TASK MATERIAL:
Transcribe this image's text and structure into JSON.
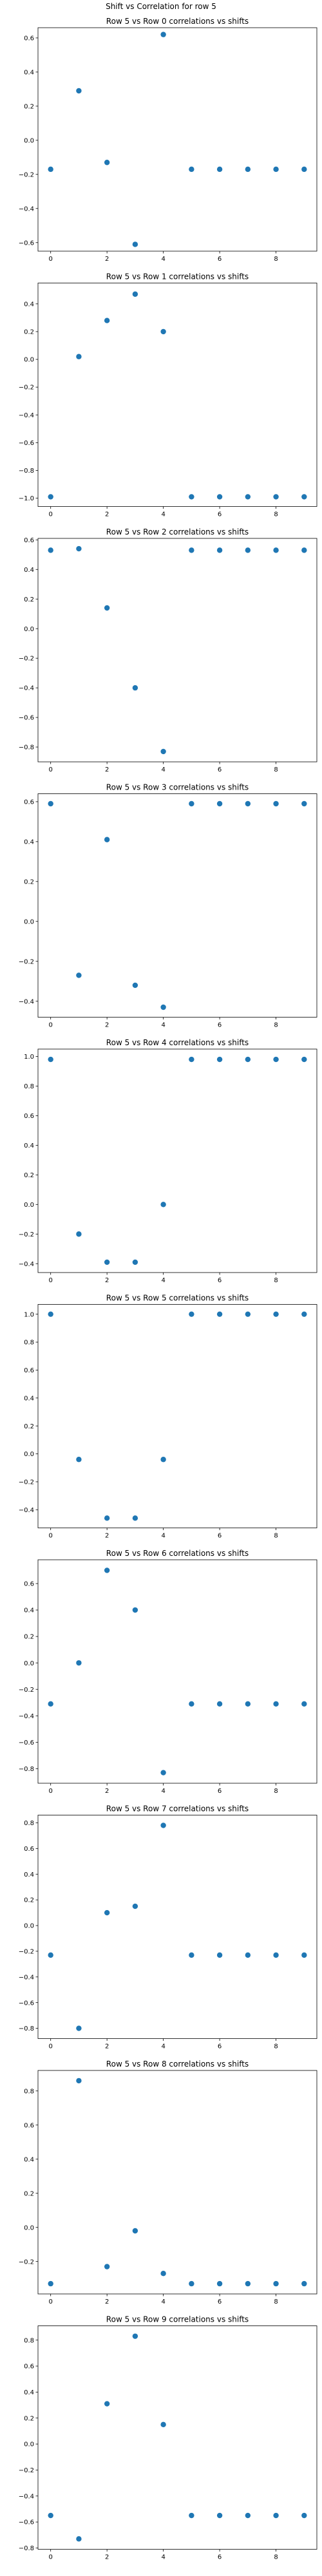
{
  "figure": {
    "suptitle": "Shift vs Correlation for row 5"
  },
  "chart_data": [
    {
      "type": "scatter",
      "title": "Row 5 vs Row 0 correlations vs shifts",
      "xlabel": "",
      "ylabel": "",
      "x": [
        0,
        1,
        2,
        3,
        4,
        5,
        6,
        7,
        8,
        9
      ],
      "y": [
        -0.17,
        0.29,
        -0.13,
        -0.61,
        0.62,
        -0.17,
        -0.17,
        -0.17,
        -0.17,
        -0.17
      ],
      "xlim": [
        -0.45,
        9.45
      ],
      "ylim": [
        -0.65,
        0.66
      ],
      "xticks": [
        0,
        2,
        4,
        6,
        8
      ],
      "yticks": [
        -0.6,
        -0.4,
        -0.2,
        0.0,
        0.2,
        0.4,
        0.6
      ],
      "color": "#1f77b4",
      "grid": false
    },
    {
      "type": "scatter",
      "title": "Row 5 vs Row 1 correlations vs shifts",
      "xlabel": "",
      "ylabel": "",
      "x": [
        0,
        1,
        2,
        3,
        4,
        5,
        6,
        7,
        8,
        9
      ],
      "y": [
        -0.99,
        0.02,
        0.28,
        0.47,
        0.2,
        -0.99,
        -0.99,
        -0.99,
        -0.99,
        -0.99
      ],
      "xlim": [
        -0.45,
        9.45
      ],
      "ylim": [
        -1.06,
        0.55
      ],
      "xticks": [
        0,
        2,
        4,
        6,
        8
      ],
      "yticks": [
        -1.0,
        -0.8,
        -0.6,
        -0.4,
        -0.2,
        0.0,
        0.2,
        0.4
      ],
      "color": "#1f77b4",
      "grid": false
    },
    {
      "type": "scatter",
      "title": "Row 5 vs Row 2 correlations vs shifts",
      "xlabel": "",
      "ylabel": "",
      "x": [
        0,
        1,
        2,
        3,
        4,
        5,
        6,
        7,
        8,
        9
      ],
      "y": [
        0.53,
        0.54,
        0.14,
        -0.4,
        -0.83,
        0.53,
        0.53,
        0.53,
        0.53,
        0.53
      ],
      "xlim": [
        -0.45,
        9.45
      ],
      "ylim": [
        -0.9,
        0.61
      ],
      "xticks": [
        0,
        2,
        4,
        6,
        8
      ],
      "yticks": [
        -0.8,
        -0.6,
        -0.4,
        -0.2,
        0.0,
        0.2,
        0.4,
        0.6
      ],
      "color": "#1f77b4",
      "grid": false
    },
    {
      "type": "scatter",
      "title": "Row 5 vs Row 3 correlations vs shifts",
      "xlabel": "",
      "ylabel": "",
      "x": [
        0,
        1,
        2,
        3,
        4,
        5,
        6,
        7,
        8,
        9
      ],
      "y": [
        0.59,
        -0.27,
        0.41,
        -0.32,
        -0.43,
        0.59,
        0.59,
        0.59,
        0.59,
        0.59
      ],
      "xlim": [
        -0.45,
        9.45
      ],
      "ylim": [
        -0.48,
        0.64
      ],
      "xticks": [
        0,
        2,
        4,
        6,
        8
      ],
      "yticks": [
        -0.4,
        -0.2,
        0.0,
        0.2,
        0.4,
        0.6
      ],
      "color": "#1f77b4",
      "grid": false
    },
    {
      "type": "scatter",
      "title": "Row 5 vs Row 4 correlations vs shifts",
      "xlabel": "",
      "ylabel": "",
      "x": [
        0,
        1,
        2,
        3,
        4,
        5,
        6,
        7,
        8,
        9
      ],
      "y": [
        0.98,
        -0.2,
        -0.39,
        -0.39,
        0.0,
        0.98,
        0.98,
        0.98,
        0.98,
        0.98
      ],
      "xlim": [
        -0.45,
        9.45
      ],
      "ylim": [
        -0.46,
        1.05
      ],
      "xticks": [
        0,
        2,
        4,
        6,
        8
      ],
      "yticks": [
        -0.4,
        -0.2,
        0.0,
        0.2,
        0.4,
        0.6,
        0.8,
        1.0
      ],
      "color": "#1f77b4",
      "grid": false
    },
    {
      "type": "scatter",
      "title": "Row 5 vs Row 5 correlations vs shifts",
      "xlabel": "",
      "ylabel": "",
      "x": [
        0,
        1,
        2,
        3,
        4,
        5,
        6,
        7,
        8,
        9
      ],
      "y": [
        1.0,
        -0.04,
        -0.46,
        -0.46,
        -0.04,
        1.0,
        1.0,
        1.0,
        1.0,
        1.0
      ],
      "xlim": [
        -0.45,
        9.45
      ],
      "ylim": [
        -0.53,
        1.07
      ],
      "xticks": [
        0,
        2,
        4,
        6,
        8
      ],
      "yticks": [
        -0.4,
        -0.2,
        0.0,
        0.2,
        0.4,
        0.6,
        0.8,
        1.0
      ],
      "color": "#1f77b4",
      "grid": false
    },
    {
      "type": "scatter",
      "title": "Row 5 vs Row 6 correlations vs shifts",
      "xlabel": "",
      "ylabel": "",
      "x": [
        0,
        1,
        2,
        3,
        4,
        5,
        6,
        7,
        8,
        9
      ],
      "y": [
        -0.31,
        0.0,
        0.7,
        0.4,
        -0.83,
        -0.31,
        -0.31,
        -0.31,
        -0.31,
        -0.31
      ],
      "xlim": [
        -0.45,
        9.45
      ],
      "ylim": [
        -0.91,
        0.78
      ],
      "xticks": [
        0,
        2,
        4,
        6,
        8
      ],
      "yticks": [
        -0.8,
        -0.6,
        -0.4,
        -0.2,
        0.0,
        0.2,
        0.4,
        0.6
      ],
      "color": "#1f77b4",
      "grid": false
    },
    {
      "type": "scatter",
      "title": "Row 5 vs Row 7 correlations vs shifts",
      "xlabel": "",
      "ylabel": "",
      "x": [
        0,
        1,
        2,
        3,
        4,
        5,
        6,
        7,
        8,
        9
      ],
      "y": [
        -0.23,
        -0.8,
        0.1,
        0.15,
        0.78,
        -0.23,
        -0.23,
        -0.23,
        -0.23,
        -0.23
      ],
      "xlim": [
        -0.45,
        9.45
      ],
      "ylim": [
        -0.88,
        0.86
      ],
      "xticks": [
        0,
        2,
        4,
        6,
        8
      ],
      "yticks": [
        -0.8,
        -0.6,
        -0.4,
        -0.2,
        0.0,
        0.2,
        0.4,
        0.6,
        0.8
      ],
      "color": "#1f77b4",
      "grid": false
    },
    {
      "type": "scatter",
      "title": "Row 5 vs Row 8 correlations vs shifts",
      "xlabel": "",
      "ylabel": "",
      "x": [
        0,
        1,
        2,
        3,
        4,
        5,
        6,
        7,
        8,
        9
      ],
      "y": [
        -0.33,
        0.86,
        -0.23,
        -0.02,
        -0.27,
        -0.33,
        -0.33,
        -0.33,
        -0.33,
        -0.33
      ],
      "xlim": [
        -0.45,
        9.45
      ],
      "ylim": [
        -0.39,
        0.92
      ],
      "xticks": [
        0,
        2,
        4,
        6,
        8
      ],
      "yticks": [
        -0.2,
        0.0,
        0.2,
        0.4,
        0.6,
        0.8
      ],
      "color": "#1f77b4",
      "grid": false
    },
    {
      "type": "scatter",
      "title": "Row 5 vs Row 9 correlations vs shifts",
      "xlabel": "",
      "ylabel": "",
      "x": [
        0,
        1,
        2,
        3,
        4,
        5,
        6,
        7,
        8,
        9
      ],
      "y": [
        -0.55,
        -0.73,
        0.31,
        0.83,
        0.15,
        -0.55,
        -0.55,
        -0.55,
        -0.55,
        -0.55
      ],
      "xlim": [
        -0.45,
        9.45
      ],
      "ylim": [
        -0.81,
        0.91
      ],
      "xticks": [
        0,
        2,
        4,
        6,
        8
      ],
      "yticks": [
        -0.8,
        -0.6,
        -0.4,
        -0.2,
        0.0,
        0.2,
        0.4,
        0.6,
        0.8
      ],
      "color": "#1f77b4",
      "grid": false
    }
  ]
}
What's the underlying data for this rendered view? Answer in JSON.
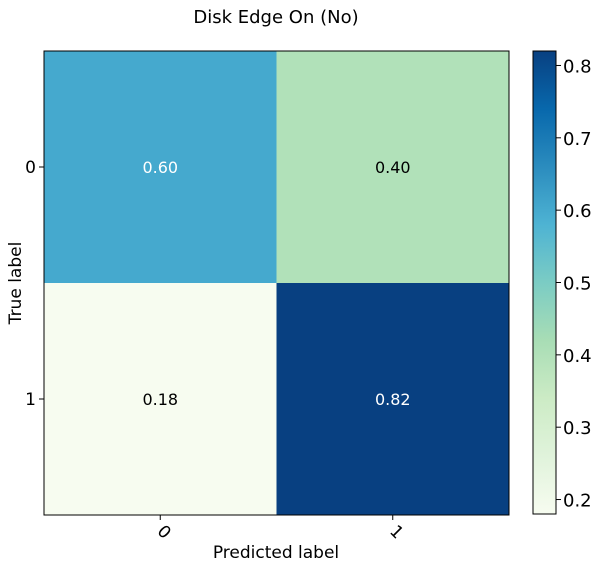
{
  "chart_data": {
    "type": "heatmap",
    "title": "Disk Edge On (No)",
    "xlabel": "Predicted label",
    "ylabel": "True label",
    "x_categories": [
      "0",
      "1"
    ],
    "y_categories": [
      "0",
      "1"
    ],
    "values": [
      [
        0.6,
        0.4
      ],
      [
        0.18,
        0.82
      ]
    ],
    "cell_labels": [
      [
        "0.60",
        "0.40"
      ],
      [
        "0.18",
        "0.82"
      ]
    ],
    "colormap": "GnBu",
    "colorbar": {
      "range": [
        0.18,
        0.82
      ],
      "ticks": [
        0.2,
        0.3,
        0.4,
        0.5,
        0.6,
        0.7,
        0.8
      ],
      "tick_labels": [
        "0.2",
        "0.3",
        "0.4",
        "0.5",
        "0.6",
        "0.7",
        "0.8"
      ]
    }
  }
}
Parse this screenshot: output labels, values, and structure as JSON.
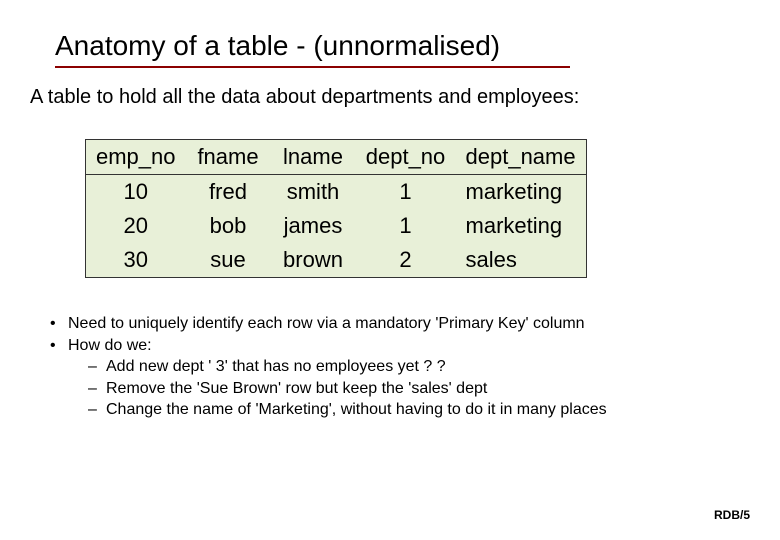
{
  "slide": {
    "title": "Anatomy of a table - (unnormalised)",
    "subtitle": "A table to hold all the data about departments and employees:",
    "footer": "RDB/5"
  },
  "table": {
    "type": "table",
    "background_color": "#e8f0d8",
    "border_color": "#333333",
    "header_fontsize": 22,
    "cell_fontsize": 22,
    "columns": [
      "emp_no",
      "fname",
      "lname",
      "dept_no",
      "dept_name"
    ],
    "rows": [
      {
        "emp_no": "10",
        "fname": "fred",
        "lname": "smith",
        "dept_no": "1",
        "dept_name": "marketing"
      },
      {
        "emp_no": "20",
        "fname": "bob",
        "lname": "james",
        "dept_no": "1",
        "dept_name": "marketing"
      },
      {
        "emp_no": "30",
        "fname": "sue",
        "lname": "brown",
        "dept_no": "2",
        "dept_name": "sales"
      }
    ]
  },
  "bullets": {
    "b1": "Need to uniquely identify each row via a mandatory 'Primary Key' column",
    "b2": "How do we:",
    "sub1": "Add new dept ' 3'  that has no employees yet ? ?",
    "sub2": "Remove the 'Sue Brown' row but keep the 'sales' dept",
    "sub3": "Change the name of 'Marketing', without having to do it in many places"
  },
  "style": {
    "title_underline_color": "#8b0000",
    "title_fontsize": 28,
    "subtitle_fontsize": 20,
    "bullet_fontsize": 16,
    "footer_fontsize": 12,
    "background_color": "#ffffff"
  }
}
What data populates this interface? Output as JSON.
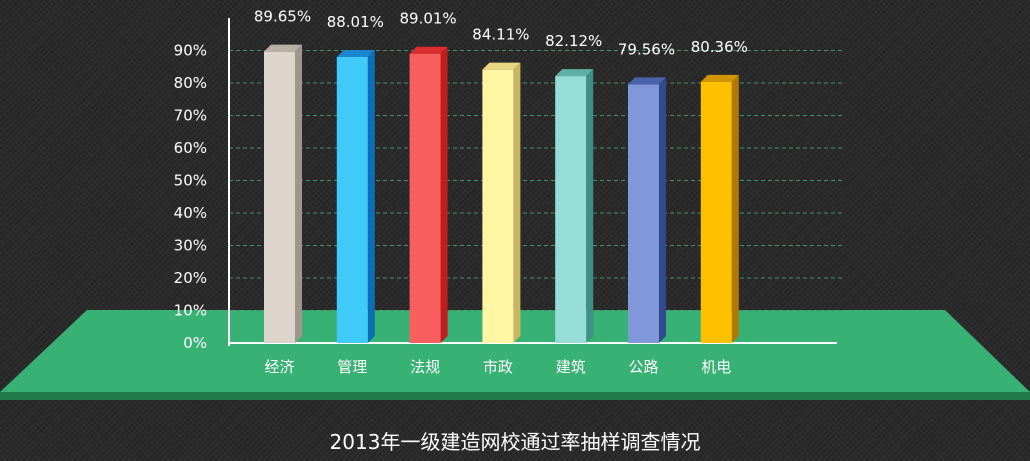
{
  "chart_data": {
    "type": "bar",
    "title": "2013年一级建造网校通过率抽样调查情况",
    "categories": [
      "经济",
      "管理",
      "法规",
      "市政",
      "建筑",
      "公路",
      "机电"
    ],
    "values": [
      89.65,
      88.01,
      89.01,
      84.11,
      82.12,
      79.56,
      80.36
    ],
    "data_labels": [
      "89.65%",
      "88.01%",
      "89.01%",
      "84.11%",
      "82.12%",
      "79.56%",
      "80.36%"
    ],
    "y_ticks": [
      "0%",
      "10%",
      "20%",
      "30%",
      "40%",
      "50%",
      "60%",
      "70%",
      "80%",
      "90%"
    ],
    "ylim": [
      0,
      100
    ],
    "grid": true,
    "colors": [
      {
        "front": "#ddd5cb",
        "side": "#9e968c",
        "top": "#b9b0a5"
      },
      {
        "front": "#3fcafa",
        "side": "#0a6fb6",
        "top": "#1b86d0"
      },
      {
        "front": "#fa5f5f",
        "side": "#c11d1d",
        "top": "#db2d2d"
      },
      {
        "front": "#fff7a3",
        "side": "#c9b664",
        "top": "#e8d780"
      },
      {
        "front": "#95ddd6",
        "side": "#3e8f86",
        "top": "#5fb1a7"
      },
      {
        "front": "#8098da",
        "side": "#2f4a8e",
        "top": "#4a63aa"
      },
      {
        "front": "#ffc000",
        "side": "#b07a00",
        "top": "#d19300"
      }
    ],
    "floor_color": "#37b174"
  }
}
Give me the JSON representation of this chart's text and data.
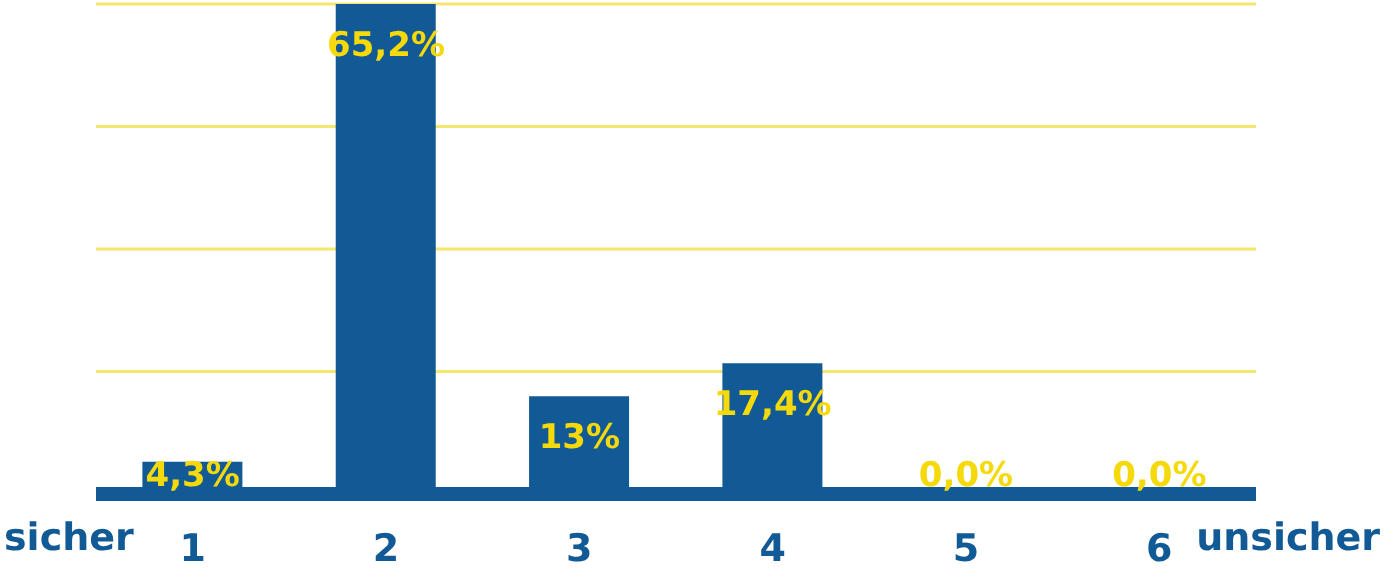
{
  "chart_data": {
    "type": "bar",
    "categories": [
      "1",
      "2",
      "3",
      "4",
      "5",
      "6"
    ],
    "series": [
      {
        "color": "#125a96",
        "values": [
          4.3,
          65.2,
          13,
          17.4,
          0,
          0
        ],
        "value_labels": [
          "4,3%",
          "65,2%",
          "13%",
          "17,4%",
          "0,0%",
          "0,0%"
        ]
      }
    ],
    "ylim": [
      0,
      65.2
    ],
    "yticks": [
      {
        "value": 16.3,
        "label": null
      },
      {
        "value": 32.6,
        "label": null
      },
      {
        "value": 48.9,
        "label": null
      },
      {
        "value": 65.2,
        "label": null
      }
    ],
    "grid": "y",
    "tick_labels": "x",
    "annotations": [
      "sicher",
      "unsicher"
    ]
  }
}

EXERCISE AIM: Collect the lines of the records that include the string "correlations".

ANSWER TO THIS TASK:
      "title": "Row 5 vs Row 0 correlations vs shifts",
      "title": "Row 5 vs Row 1 correlations vs shifts",
      "title": "Row 5 vs Row 2 correlations vs shifts",
      "title": "Row 5 vs Row 3 correlations vs shifts",
      "title": "Row 5 vs Row 4 correlations vs shifts",
      "title": "Row 5 vs Row 5 correlations vs shifts",
      "title": "Row 5 vs Row 6 correlations vs shifts",
      "title": "Row 5 vs Row 7 correlations vs shifts",
      "title": "Row 5 vs Row 8 correlations vs shifts",
      "title": "Row 5 vs Row 9 correlations vs shifts",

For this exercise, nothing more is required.